» **SOURCE MATERIAL**
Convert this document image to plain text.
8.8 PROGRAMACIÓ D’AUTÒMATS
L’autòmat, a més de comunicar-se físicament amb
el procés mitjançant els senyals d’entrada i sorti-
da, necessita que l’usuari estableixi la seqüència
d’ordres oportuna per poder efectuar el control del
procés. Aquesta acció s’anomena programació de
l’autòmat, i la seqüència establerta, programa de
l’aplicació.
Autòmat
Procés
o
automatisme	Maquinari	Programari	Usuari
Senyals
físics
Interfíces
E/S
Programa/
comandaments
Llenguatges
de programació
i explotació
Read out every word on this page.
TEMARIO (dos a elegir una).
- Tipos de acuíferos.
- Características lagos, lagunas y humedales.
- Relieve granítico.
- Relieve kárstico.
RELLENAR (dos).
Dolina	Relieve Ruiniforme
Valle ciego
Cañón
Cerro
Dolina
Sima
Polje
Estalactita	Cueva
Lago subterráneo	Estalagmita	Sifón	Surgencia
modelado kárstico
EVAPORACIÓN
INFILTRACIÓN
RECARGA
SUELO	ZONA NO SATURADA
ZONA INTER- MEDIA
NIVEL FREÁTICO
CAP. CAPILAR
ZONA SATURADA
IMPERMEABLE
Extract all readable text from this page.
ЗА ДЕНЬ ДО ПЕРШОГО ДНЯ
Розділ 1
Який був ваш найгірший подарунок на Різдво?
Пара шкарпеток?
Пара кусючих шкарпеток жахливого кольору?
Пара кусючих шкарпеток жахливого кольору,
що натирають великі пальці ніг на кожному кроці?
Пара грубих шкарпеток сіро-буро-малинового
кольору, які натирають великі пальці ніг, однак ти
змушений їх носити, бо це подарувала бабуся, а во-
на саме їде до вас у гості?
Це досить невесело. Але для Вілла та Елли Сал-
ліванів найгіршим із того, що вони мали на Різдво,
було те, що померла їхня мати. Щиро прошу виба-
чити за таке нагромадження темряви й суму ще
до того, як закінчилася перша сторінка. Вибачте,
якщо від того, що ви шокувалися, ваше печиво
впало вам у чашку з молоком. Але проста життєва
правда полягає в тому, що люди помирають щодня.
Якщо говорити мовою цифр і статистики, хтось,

» **WHAT YOU ARE ASKED TO DO**
Your task is to output all of the data above word for word.

» **COMPLETED TASK**
Convert this document image to plain text.
8.8 PROGRAMACIÓ D’AUTÒMATS
L’autòmat, a més de comunicar-se físicament amb
el procés mitjançant els senyals d’entrada i sorti-
da, necessita que l’usuari estableixi la seqüència
d’ordres oportuna per poder efectuar el control del
procés. Aquesta acció s’anomena programació de
l’autòmat, i la seqüència establerta, programa de
l’aplicació.
Autòmat
Procés
o
automatisme	Maquinari	Programari	Usuari
Senyals
físics
Interfíces
E/S
Programa/
comandaments
Llenguatges
de programació
i explotació
Read out every word on this page.
TEMARIO (dos a elegir una).
- Tipos de acuíferos.
- Características lagos, lagunas y humedales.
- Relieve granítico.
- Relieve kárstico.
RELLENAR (dos).
Dolina	Relieve Ruiniforme
Valle ciego
Cañón
Cerro
Dolina
Sima
Polje
Estalactita	Cueva
Lago subterráneo	Estalagmita	Sifón	Surgencia
modelado kárstico
EVAPORACIÓN
INFILTRACIÓN
RECARGA
SUELO	ZONA NO SATURADA
ZONA INTER- MEDIA
NIVEL FREÁTICO
CAP. CAPILAR
ZONA SATURADA
IMPERMEABLE
Extract all readable text from this page.
ЗА ДЕНЬ ДО ПЕРШОГО ДНЯ
Розділ 1
Який був ваш найгірший подарунок на Різдво?
Пара шкарпеток?
Пара кусючих шкарпеток жахливого кольору?
Пара кусючих шкарпеток жахливого кольору,
що натирають великі пальці ніг на кожному кроці?
Пара грубих шкарпеток сіро-буро-малинового
кольору, які натирають великі пальці ніг, однак ти
змушений їх носити, бо це подарувала бабуся, а во-
на саме їде до вас у гості?
Це досить невесело. Але для Вілла та Елли Сал-
ліванів найгіршим із того, що вони мали на Різдво,
було те, що померла їхня мати. Щиро прошу виба-
чити за таке нагромадження темряви й суму ще
до того, як закінчилася перша сторінка. Вибачте,
якщо від того, що ви шокувалися, ваше печиво
впало вам у чашку з молоком. Але проста життєва
правда полягає в тому, що люди помирають щодня.
Якщо говорити мовою цифр і статистики, хтось,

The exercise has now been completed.